• **Task brief**
Every line of the records must be repeated exactly; pictures stay out.

(Items from a figure collection)
• • • • • • •
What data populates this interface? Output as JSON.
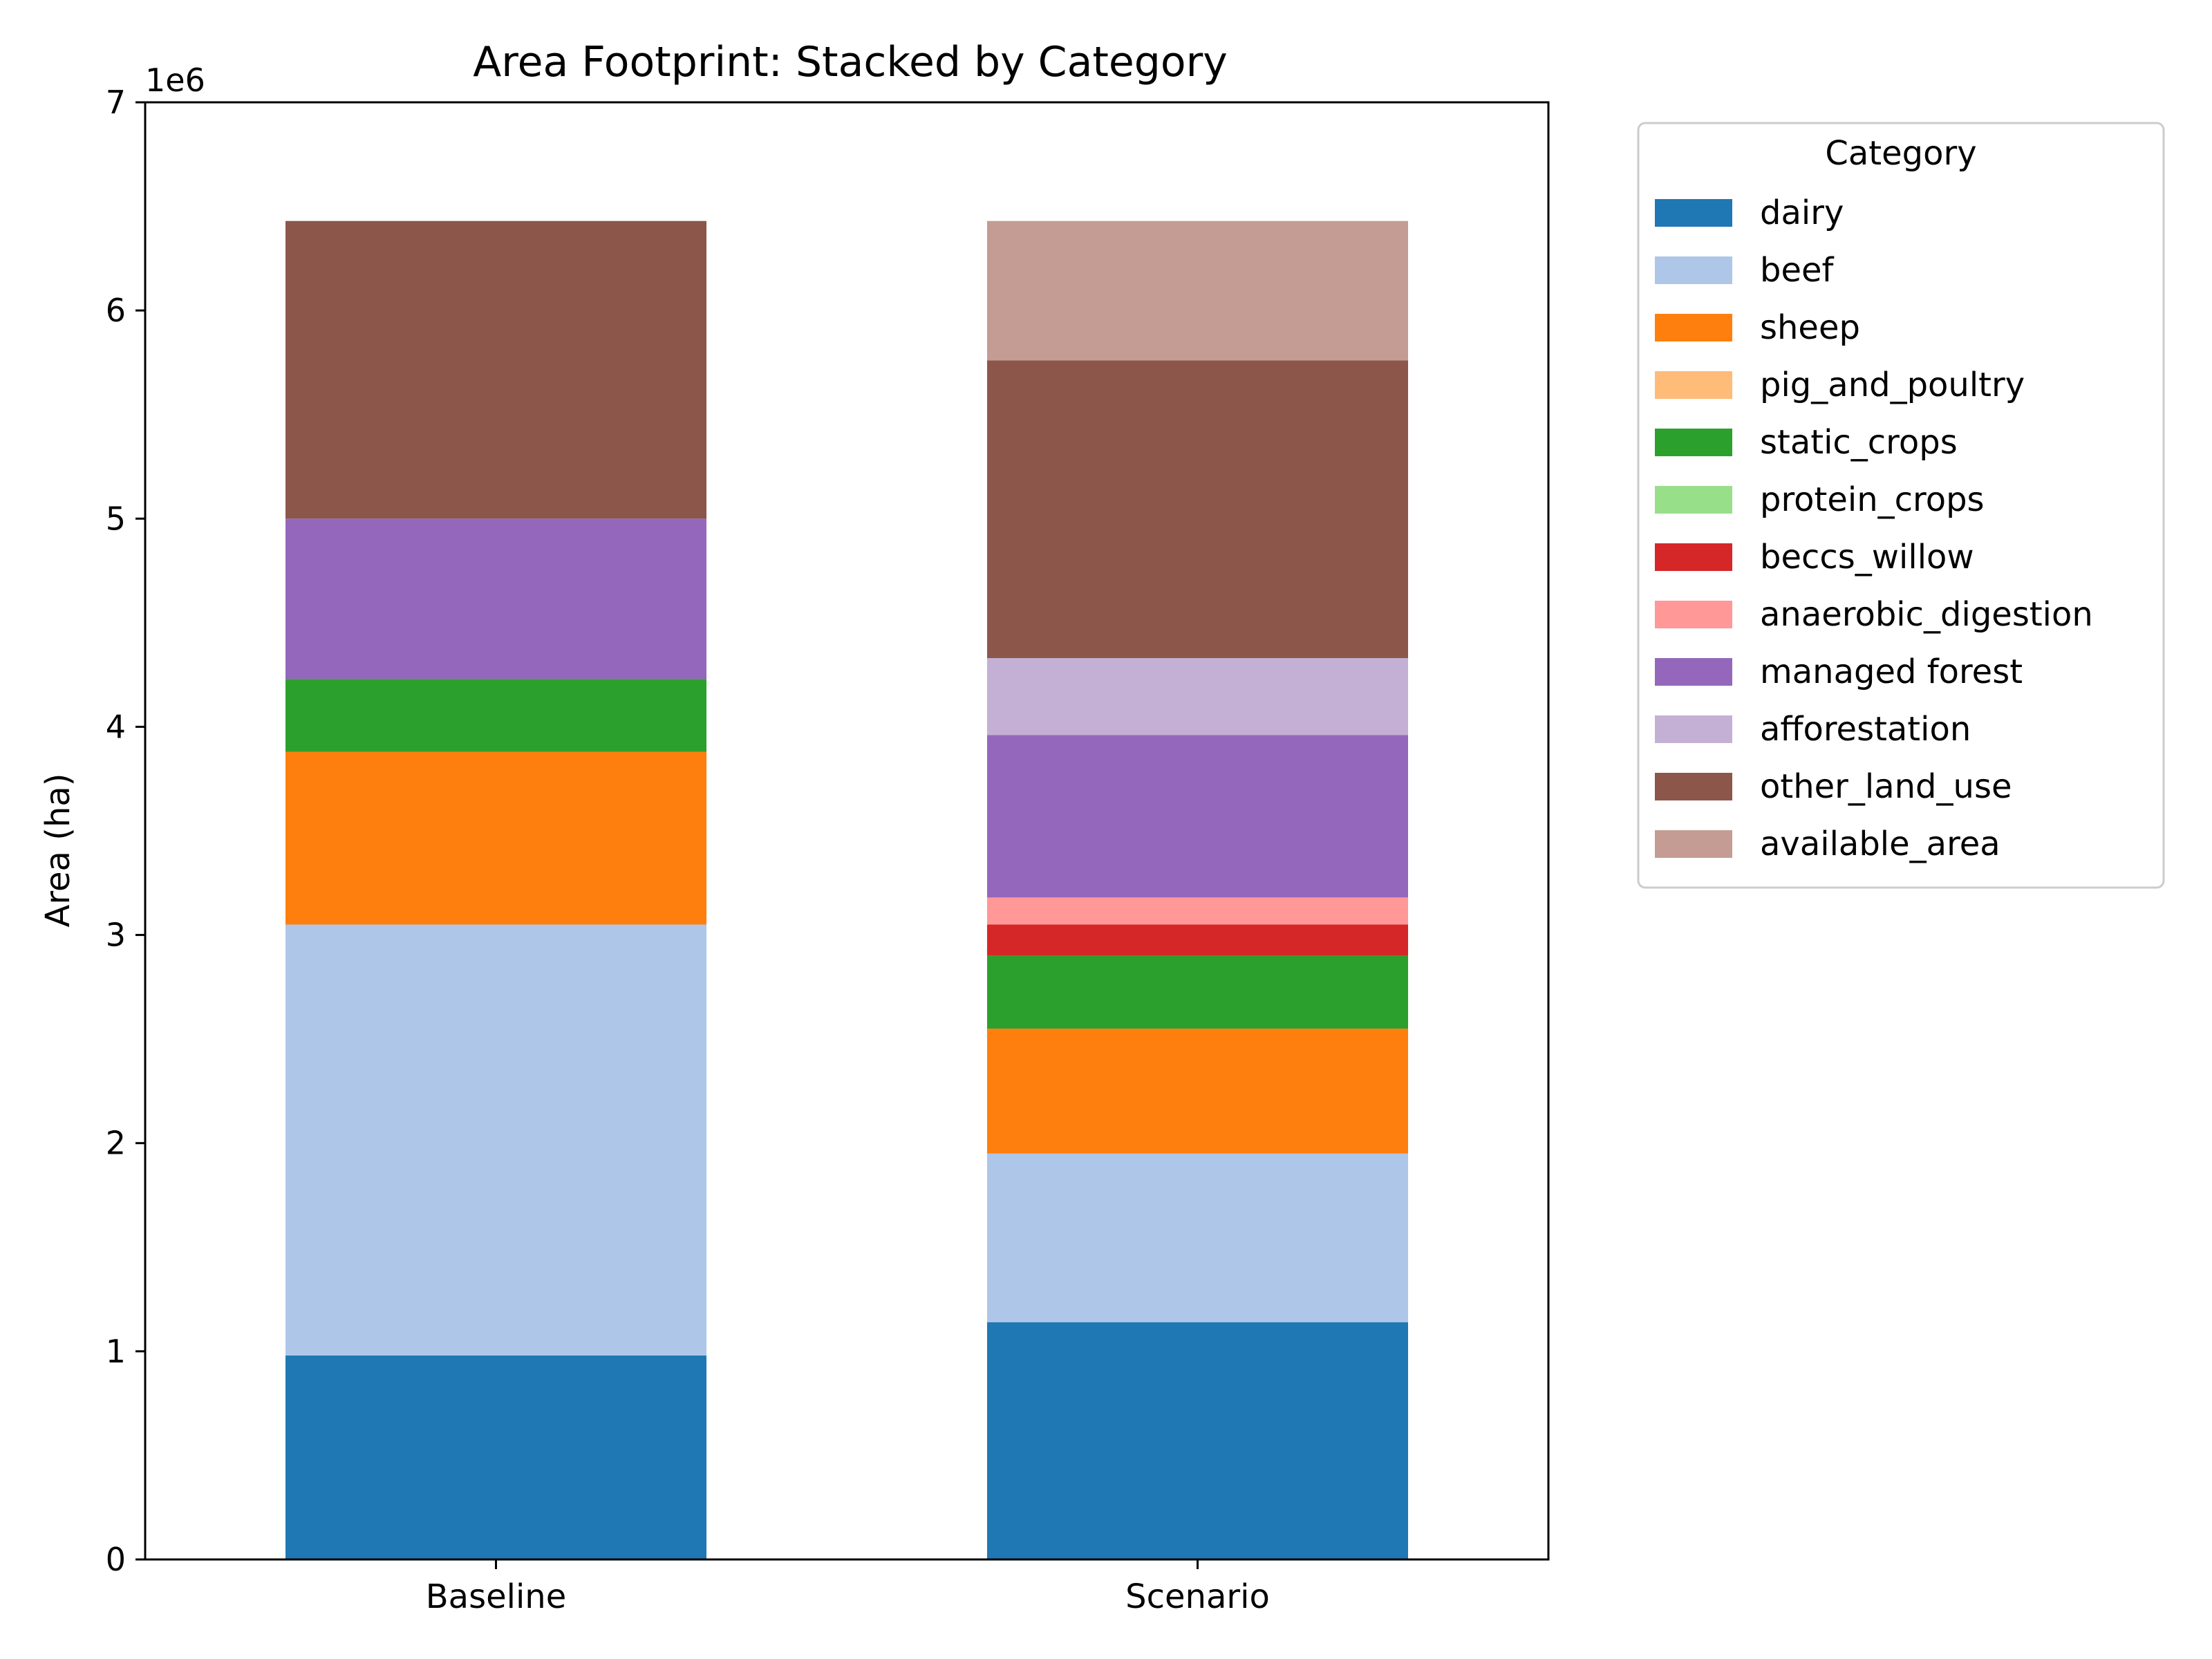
{
  "chart_data": {
    "type": "bar",
    "stacked": true,
    "title": "Area Footprint: Stacked by Category",
    "xlabel": "",
    "ylabel": "Area (ha)",
    "y_offset_label": "1e6",
    "ylim": [
      0,
      7000000
    ],
    "yticks": [
      0,
      1000000,
      2000000,
      3000000,
      4000000,
      5000000,
      6000000,
      7000000
    ],
    "ytick_labels": [
      "0",
      "1",
      "2",
      "3",
      "4",
      "5",
      "6",
      "7"
    ],
    "categories": [
      "Baseline",
      "Scenario"
    ],
    "grid": false,
    "legend": {
      "title": "Category",
      "placement": "outside-right-top"
    },
    "series": [
      {
        "name": "dairy",
        "color": "#1f77b4",
        "values": [
          980000,
          1140000
        ]
      },
      {
        "name": "beef",
        "color": "#aec7e8",
        "values": [
          2070000,
          810000
        ]
      },
      {
        "name": "sheep",
        "color": "#ff7f0e",
        "values": [
          830000,
          600000
        ]
      },
      {
        "name": "pig_and_poultry",
        "color": "#ffbb78",
        "values": [
          0,
          0
        ]
      },
      {
        "name": "static_crops",
        "color": "#2ca02c",
        "values": [
          350000,
          350000
        ]
      },
      {
        "name": "protein_crops",
        "color": "#98df8a",
        "values": [
          0,
          0
        ]
      },
      {
        "name": "beccs_willow",
        "color": "#d62728",
        "values": [
          0,
          150000
        ]
      },
      {
        "name": "anaerobic_digestion",
        "color": "#ff9896",
        "values": [
          0,
          130000
        ]
      },
      {
        "name": "managed forest",
        "color": "#9467bd",
        "values": [
          770000,
          780000
        ]
      },
      {
        "name": "afforestation",
        "color": "#c5b0d5",
        "values": [
          0,
          370000
        ]
      },
      {
        "name": "other_land_use",
        "color": "#8c564b",
        "values": [
          1430000,
          1430000
        ]
      },
      {
        "name": "available_area",
        "color": "#c49c94",
        "values": [
          0,
          670000
        ]
      }
    ]
  }
}
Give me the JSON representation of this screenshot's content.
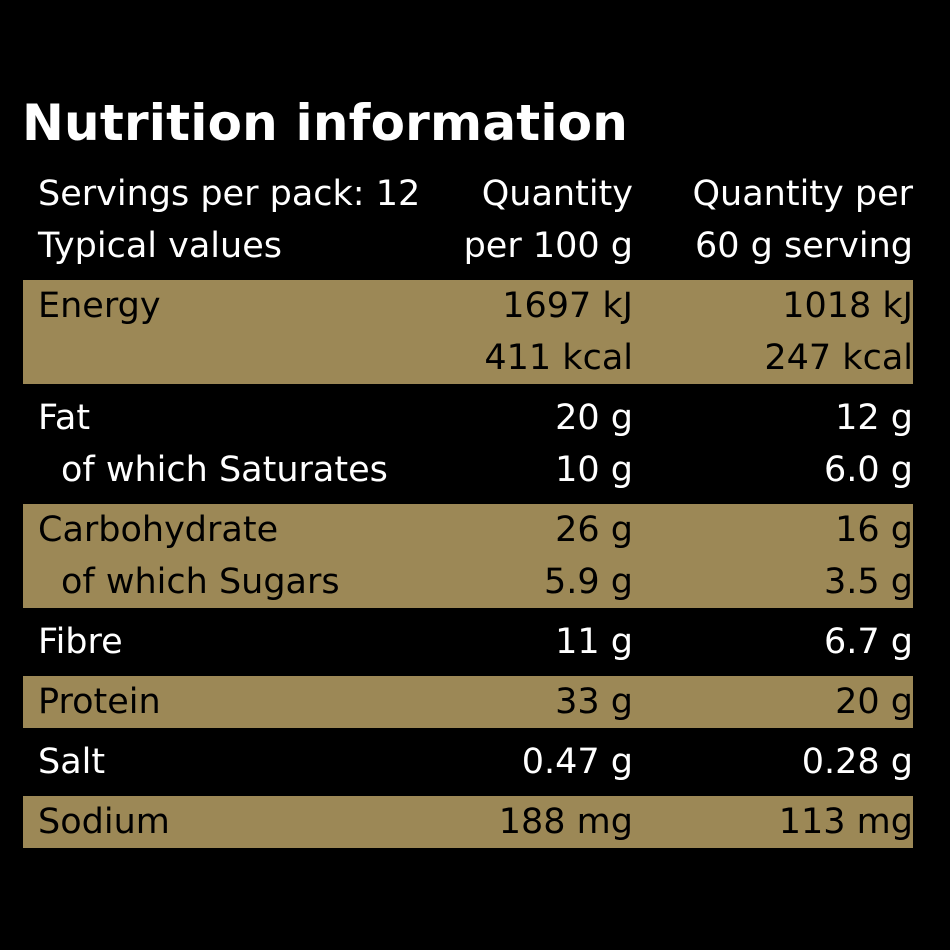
{
  "title": "Nutrition information",
  "header": {
    "col1": [
      "Servings per pack: 12",
      "Typical values"
    ],
    "col2": [
      "Quantity",
      "per 100 g"
    ],
    "col3": [
      "Quantity per",
      "60 g serving"
    ]
  },
  "colors": {
    "background": "#000000",
    "gold_band": "#9c8856",
    "text_light": "#ffffff",
    "text_dark": "#000000"
  },
  "groups": [
    {
      "shade": "gold",
      "rows": [
        {
          "name": "Energy",
          "per100": "1697 kJ",
          "serving": "1018 kJ",
          "indent": false
        },
        {
          "name": "",
          "per100": "411 kcal",
          "serving": "247 kcal",
          "indent": false
        }
      ]
    },
    {
      "shade": "dark",
      "rows": [
        {
          "name": "Fat",
          "per100": "20 g",
          "serving": "12 g",
          "indent": false
        },
        {
          "name": "of which Saturates",
          "per100": "10 g",
          "serving": "6.0 g",
          "indent": true
        }
      ]
    },
    {
      "shade": "gold",
      "rows": [
        {
          "name": "Carbohydrate",
          "per100": "26 g",
          "serving": "16 g",
          "indent": false
        },
        {
          "name": "of which Sugars",
          "per100": "5.9 g",
          "serving": "3.5 g",
          "indent": true
        }
      ]
    },
    {
      "shade": "dark",
      "rows": [
        {
          "name": "Fibre",
          "per100": "11 g",
          "serving": "6.7 g",
          "indent": false
        }
      ]
    },
    {
      "shade": "gold",
      "rows": [
        {
          "name": "Protein",
          "per100": "33 g",
          "serving": "20 g",
          "indent": false
        }
      ]
    },
    {
      "shade": "dark",
      "rows": [
        {
          "name": "Salt",
          "per100": "0.47 g",
          "serving": "0.28 g",
          "indent": false
        }
      ]
    },
    {
      "shade": "gold",
      "rows": [
        {
          "name": "Sodium",
          "per100": "188 mg",
          "serving": "113 mg",
          "indent": false
        }
      ]
    }
  ]
}
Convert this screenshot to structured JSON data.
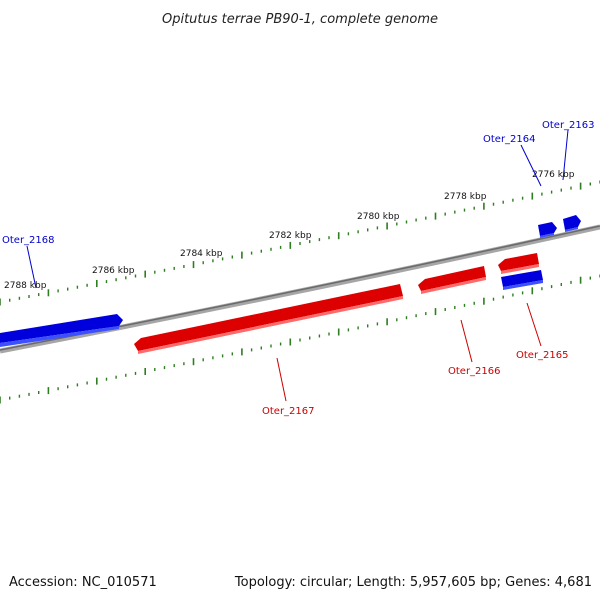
{
  "title": "Opitutus terrae PB90-1, complete genome",
  "footer": {
    "accession": "Accession: NC_010571",
    "summary": "Topology: circular; Length: 5,957,605 bp; Genes: 4,681"
  },
  "colors": {
    "forward_gene": "#0000ee",
    "reverse_gene": "#ee0000",
    "backbone": "#808080",
    "ticks": "#2e7d20",
    "forward_label": "#0000cc",
    "reverse_label": "#cc0000"
  },
  "position_labels": [
    {
      "text": "2776 kbp"
    },
    {
      "text": "2778 kbp"
    },
    {
      "text": "2780 kbp"
    },
    {
      "text": "2782 kbp"
    },
    {
      "text": "2784 kbp"
    },
    {
      "text": "2786 kbp"
    },
    {
      "text": "2788 kbp"
    }
  ],
  "genes": [
    {
      "name": "Oter_2163",
      "strand": "forward"
    },
    {
      "name": "Oter_2164",
      "strand": "forward"
    },
    {
      "name": "Oter_2165",
      "strand": "reverse"
    },
    {
      "name": "Oter_2166",
      "strand": "reverse"
    },
    {
      "name": "Oter_2167",
      "strand": "reverse"
    },
    {
      "name": "Oter_2168",
      "strand": "forward"
    }
  ]
}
• • • • • • •
• **Answer section**
What data populates this interface? Output as JSON.
{
  "chart_data": {
    "type": "bar",
    "stacked": true,
    "title": "Area Footprint: Stacked by Category",
    "xlabel": "",
    "ylabel": "Area (ha)",
    "y_offset_label": "1e6",
    "ylim": [
      0,
      7000000
    ],
    "yticks": [
      0,
      1000000,
      2000000,
      3000000,
      4000000,
      5000000,
      6000000,
      7000000
    ],
    "ytick_labels": [
      "0",
      "1",
      "2",
      "3",
      "4",
      "5",
      "6",
      "7"
    ],
    "categories": [
      "Baseline",
      "Scenario"
    ],
    "grid": false,
    "legend": {
      "title": "Category",
      "placement": "outside-right-top"
    },
    "series": [
      {
        "name": "dairy",
        "color": "#1f77b4",
        "values": [
          980000,
          1140000
        ]
      },
      {
        "name": "beef",
        "color": "#aec7e8",
        "values": [
          2070000,
          810000
        ]
      },
      {
        "name": "sheep",
        "color": "#ff7f0e",
        "values": [
          830000,
          600000
        ]
      },
      {
        "name": "pig_and_poultry",
        "color": "#ffbb78",
        "values": [
          0,
          0
        ]
      },
      {
        "name": "static_crops",
        "color": "#2ca02c",
        "values": [
          350000,
          350000
        ]
      },
      {
        "name": "protein_crops",
        "color": "#98df8a",
        "values": [
          0,
          0
        ]
      },
      {
        "name": "beccs_willow",
        "color": "#d62728",
        "values": [
          0,
          150000
        ]
      },
      {
        "name": "anaerobic_digestion",
        "color": "#ff9896",
        "values": [
          0,
          130000
        ]
      },
      {
        "name": "managed forest",
        "color": "#9467bd",
        "values": [
          770000,
          780000
        ]
      },
      {
        "name": "afforestation",
        "color": "#c5b0d5",
        "values": [
          0,
          370000
        ]
      },
      {
        "name": "other_land_use",
        "color": "#8c564b",
        "values": [
          1430000,
          1430000
        ]
      },
      {
        "name": "available_area",
        "color": "#c49c94",
        "values": [
          0,
          670000
        ]
      }
    ]
  }
}
Give me the JSON representation of this screenshot's content.
{
  "title": "Nutrition information",
  "header": {
    "col1": [
      "Servings per pack: 12",
      "Typical values"
    ],
    "col2": [
      "Quantity",
      "per 100 g"
    ],
    "col3": [
      "Quantity per",
      "60 g serving"
    ]
  },
  "colors": {
    "background": "#000000",
    "gold_band": "#9c8856",
    "text_light": "#ffffff",
    "text_dark": "#000000"
  },
  "groups": [
    {
      "shade": "gold",
      "rows": [
        {
          "name": "Energy",
          "per100": "1697 kJ",
          "serving": "1018 kJ",
          "indent": false
        },
        {
          "name": "",
          "per100": "411 kcal",
          "serving": "247 kcal",
          "indent": false
        }
      ]
    },
    {
      "shade": "dark",
      "rows": [
        {
          "name": "Fat",
          "per100": "20 g",
          "serving": "12 g",
          "indent": false
        },
        {
          "name": "of which Saturates",
          "per100": "10 g",
          "serving": "6.0 g",
          "indent": true
        }
      ]
    },
    {
      "shade": "gold",
      "rows": [
        {
          "name": "Carbohydrate",
          "per100": "26 g",
          "serving": "16 g",
          "indent": false
        },
        {
          "name": "of which Sugars",
          "per100": "5.9 g",
          "serving": "3.5 g",
          "indent": true
        }
      ]
    },
    {
      "shade": "dark",
      "rows": [
        {
          "name": "Fibre",
          "per100": "11 g",
          "serving": "6.7 g",
          "indent": false
        }
      ]
    },
    {
      "shade": "gold",
      "rows": [
        {
          "name": "Protein",
          "per100": "33 g",
          "serving": "20 g",
          "indent": false
        }
      ]
    },
    {
      "shade": "dark",
      "rows": [
        {
          "name": "Salt",
          "per100": "0.47 g",
          "serving": "0.28 g",
          "indent": false
        }
      ]
    },
    {
      "shade": "gold",
      "rows": [
        {
          "name": "Sodium",
          "per100": "188 mg",
          "serving": "113 mg",
          "indent": false
        }
      ]
    }
  ]
}
Convert this screenshot to structured JSON data.
{
  "title": "Opitutus terrae PB90-1, complete genome",
  "footer": {
    "accession": "Accession: NC_010571",
    "summary": "Topology: circular; Length: 5,957,605 bp; Genes: 4,681"
  },
  "colors": {
    "forward_gene": "#0000ee",
    "reverse_gene": "#ee0000",
    "backbone": "#808080",
    "ticks": "#2e7d20",
    "forward_label": "#0000cc",
    "reverse_label": "#cc0000"
  },
  "position_labels": [
    {
      "text": "2776 kbp"
    },
    {
      "text": "2778 kbp"
    },
    {
      "text": "2780 kbp"
    },
    {
      "text": "2782 kbp"
    },
    {
      "text": "2784 kbp"
    },
    {
      "text": "2786 kbp"
    },
    {
      "text": "2788 kbp"
    }
  ],
  "genes": [
    {
      "name": "Oter_2163",
      "strand": "forward"
    },
    {
      "name": "Oter_2164",
      "strand": "forward"
    },
    {
      "name": "Oter_2165",
      "strand": "reverse"
    },
    {
      "name": "Oter_2166",
      "strand": "reverse"
    },
    {
      "name": "Oter_2167",
      "strand": "reverse"
    },
    {
      "name": "Oter_2168",
      "strand": "forward"
    }
  ]
}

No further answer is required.